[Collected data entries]
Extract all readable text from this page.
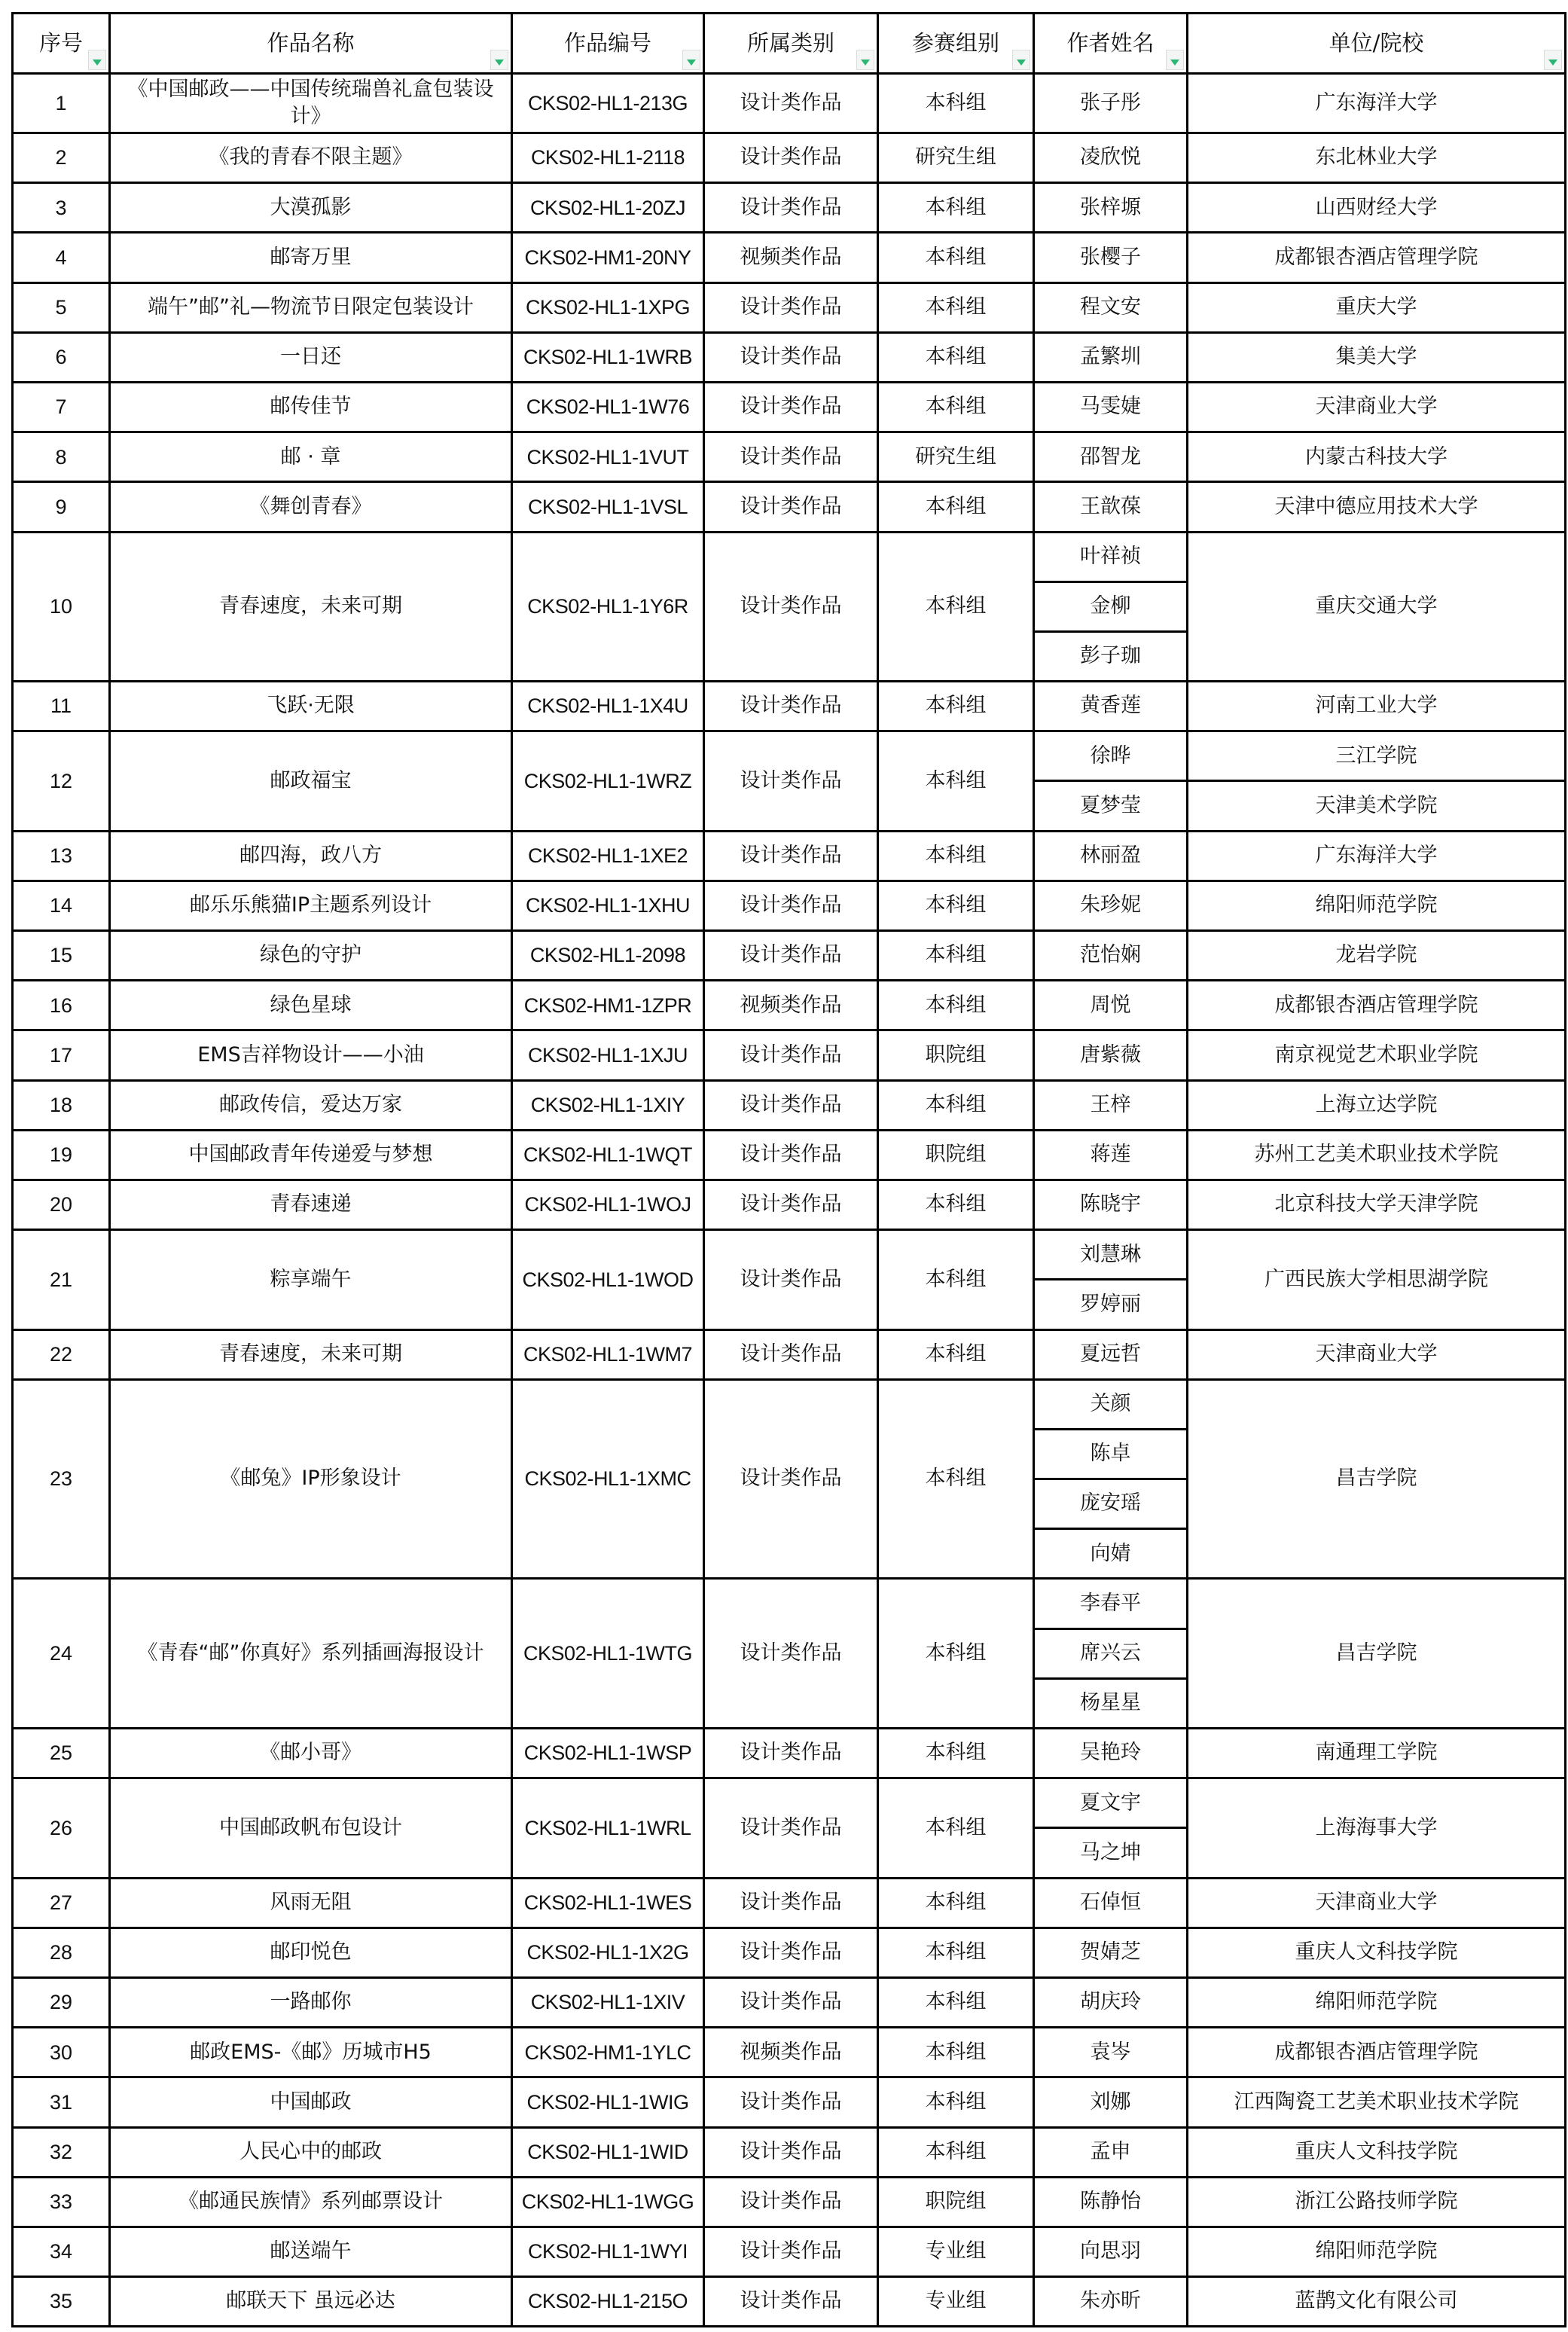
序号	作品名称	作品编号	所属类别	参赛组别	作者姓名	单位/院校

1	《中国邮政——中国传统瑞兽礼盒包装设计》	CKS02-HL1-213G	设计类作品	本科组	张子彤	广东海洋大学
2	《我的青春不限主题》	CKS02-HL1-2118	设计类作品	研究生组	凌欣悦	东北林业大学
3	大漠孤影	CKS02-HL1-20ZJ	设计类作品	本科组	张梓塬	山西财经大学
4	邮寄万里	CKS02-HM1-20NY	视频类作品	本科组	张樱子	成都银杏酒店管理学院
5	端午”邮”礼—物流节日限定包装设计	CKS02-HL1-1XPG	设计类作品	本科组	程文安	重庆大学
6	一日还	CKS02-HL1-1WRB	设计类作品	本科组	孟繁圳	集美大学
7	邮传佳节	CKS02-HL1-1W76	设计类作品	本科组	马雯婕	天津商业大学
8	邮 · 章	CKS02-HL1-1VUT	设计类作品	研究生组	邵智龙	内蒙古科技大学
9	《舞创青春》	CKS02-HL1-1VSL	设计类作品	本科组	王歆葆	天津中德应用技术大学
10	青春速度，未来可期	CKS02-HL1-1Y6R	设计类作品	本科组	叶祥祯	重庆交通大学
					金柳	
					彭子珈	
11	飞跃·无限	CKS02-HL1-1X4U	设计类作品	本科组	黄香莲	河南工业大学
12	邮政福宝	CKS02-HL1-1WRZ	设计类作品	本科组	徐晔	三江学院
					夏梦莹	天津美术学院
13	邮四海，政八方	CKS02-HL1-1XE2	设计类作品	本科组	林丽盈	广东海洋大学
14	邮乐乐熊猫IP主题系列设计	CKS02-HL1-1XHU	设计类作品	本科组	朱珍妮	绵阳师范学院
15	绿色的守护	CKS02-HL1-2098	设计类作品	本科组	范怡娴	龙岩学院
16	绿色星球	CKS02-HM1-1ZPR	视频类作品	本科组	周悦	成都银杏酒店管理学院
17	EMS吉祥物设计——小油	CKS02-HL1-1XJU	设计类作品	职院组	唐紫薇	南京视觉艺术职业学院
18	邮政传信，爱达万家	CKS02-HL1-1XIY	设计类作品	本科组	王梓	上海立达学院
19	中国邮政青年传递爱与梦想	CKS02-HL1-1WQT	设计类作品	职院组	蒋莲	苏州工艺美术职业技术学院
20	青春速递	CKS02-HL1-1WOJ	设计类作品	本科组	陈晓宇	北京科技大学天津学院
21	粽享端午	CKS02-HL1-1WOD	设计类作品	本科组	刘慧琳	广西民族大学相思湖学院
					罗婷丽	
22	青春速度，未来可期	CKS02-HL1-1WM7	设计类作品	本科组	夏远哲	天津商业大学
23	《邮兔》IP形象设计	CKS02-HL1-1XMC	设计类作品	本科组	关颜	昌吉学院
					陈卓	
					庞安瑶	
					向婧	
24	《青春“邮”你真好》系列插画海报设计	CKS02-HL1-1WTG	设计类作品	本科组	李春平	昌吉学院
					席兴云	
					杨星星	
25	《邮小哥》	CKS02-HL1-1WSP	设计类作品	本科组	吴艳玲	南通理工学院
26	中国邮政帆布包设计	CKS02-HL1-1WRL	设计类作品	本科组	夏文宇	上海海事大学
					马之坤	
27	风雨无阻	CKS02-HL1-1WES	设计类作品	本科组	石倬恒	天津商业大学
28	邮印悦色	CKS02-HL1-1X2G	设计类作品	本科组	贺婧芝	重庆人文科技学院
29	一路邮你	CKS02-HL1-1XIV	设计类作品	本科组	胡庆玲	绵阳师范学院
30	邮政EMS-《邮》历城市H5	CKS02-HM1-1YLC	视频类作品	本科组	袁岑	成都银杏酒店管理学院
31	中国邮政	CKS02-HL1-1WIG	设计类作品	本科组	刘娜	江西陶瓷工艺美术职业技术学院
32	人民心中的邮政	CKS02-HL1-1WID	设计类作品	本科组	孟申	重庆人文科技学院
33	《邮通民族情》系列邮票设计	CKS02-HL1-1WGG	设计类作品	职院组	陈静怡	浙江公路技师学院
34	邮送端午	CKS02-HL1-1WYI	设计类作品	专业组	向思羽	绵阳师范学院
35	邮联天下 虽远必达	CKS02-HL1-215O	设计类作品	专业组	朱亦昕	蓝鹊文化有限公司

* Task:
Copy out every line of the material above that mentions the word "昌吉学院".

* Reply to the exercise:
23	《邮兔》IP形象设计	CKS02-HL1-1XMC	设计类作品	本科组	关颜	昌吉学院
24	《青春“邮”你真好》系列插画海报设计	CKS02-HL1-1WTG	设计类作品	本科组	李春平	昌吉学院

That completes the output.